**TASK REQUIREMENTS**
Write out the whole listing, matching it exactly.

**DATA FOR PROCESSING**
>> BEGIN
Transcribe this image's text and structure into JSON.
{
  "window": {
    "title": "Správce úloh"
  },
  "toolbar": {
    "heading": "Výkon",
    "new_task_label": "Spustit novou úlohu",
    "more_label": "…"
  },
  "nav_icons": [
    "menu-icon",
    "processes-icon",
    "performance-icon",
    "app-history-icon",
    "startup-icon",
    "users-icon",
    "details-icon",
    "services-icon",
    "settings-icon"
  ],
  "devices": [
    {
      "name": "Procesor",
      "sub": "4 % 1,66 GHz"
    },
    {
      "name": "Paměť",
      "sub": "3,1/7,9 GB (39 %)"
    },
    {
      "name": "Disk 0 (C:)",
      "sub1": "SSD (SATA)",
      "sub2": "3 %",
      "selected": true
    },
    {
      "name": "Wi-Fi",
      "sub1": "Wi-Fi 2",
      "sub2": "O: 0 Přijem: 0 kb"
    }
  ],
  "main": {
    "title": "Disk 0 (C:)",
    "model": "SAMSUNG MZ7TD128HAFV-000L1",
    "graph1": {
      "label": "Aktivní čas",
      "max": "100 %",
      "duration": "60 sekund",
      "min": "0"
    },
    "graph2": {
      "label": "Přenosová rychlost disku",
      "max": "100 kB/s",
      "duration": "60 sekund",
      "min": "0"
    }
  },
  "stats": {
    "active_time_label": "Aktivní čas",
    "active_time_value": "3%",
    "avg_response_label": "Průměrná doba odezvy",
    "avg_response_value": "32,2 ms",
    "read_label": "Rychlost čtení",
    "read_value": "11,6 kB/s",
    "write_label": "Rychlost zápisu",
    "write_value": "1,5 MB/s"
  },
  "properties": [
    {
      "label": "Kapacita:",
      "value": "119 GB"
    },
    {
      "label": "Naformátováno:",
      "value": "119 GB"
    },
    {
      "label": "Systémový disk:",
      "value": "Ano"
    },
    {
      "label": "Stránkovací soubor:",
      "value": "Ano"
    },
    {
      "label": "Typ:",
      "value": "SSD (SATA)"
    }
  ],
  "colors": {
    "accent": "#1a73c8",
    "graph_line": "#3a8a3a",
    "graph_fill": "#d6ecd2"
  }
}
>> END
**WORKED ANSWER**
Transcribe this image's text and structure into JSON.
{
  "window": {
    "title": "Správce úloh"
  },
  "toolbar": {
    "heading": "Výkon",
    "new_task_label": "Spustit novou úlohu",
    "more_label": "…"
  },
  "nav_icons": [
    "menu-icon",
    "processes-icon",
    "performance-icon",
    "app-history-icon",
    "startup-icon",
    "users-icon",
    "details-icon",
    "services-icon",
    "settings-icon"
  ],
  "devices": [
    {
      "name": "Procesor",
      "sub": "4 % 1,66 GHz"
    },
    {
      "name": "Paměť",
      "sub": "3,1/7,9 GB (39 %)"
    },
    {
      "name": "Disk 0 (C:)",
      "sub1": "SSD (SATA)",
      "sub2": "3 %",
      "selected": true
    },
    {
      "name": "Wi-Fi",
      "sub1": "Wi-Fi 2",
      "sub2": "O: 0 Přijem: 0 kb"
    }
  ],
  "main": {
    "title": "Disk 0 (C:)",
    "model": "SAMSUNG MZ7TD128HAFV-000L1",
    "graph1": {
      "label": "Aktivní čas",
      "max": "100 %",
      "duration": "60 sekund",
      "min": "0"
    },
    "graph2": {
      "label": "Přenosová rychlost disku",
      "max": "100 kB/s",
      "duration": "60 sekund",
      "min": "0"
    }
  },
  "stats": {
    "active_time_label": "Aktivní čas",
    "active_time_value": "3%",
    "avg_response_label": "Průměrná doba odezvy",
    "avg_response_value": "32,2 ms",
    "read_label": "Rychlost čtení",
    "read_value": "11,6 kB/s",
    "write_label": "Rychlost zápisu",
    "write_value": "1,5 MB/s"
  },
  "properties": [
    {
      "label": "Kapacita:",
      "value": "119 GB"
    },
    {
      "label": "Naformátováno:",
      "value": "119 GB"
    },
    {
      "label": "Systémový disk:",
      "value": "Ano"
    },
    {
      "label": "Stránkovací soubor:",
      "value": "Ano"
    },
    {
      "label": "Typ:",
      "value": "SSD (SATA)"
    }
  ],
  "colors": {
    "accent": "#1a73c8",
    "graph_line": "#3a8a3a",
    "graph_fill": "#d6ecd2"
  }
}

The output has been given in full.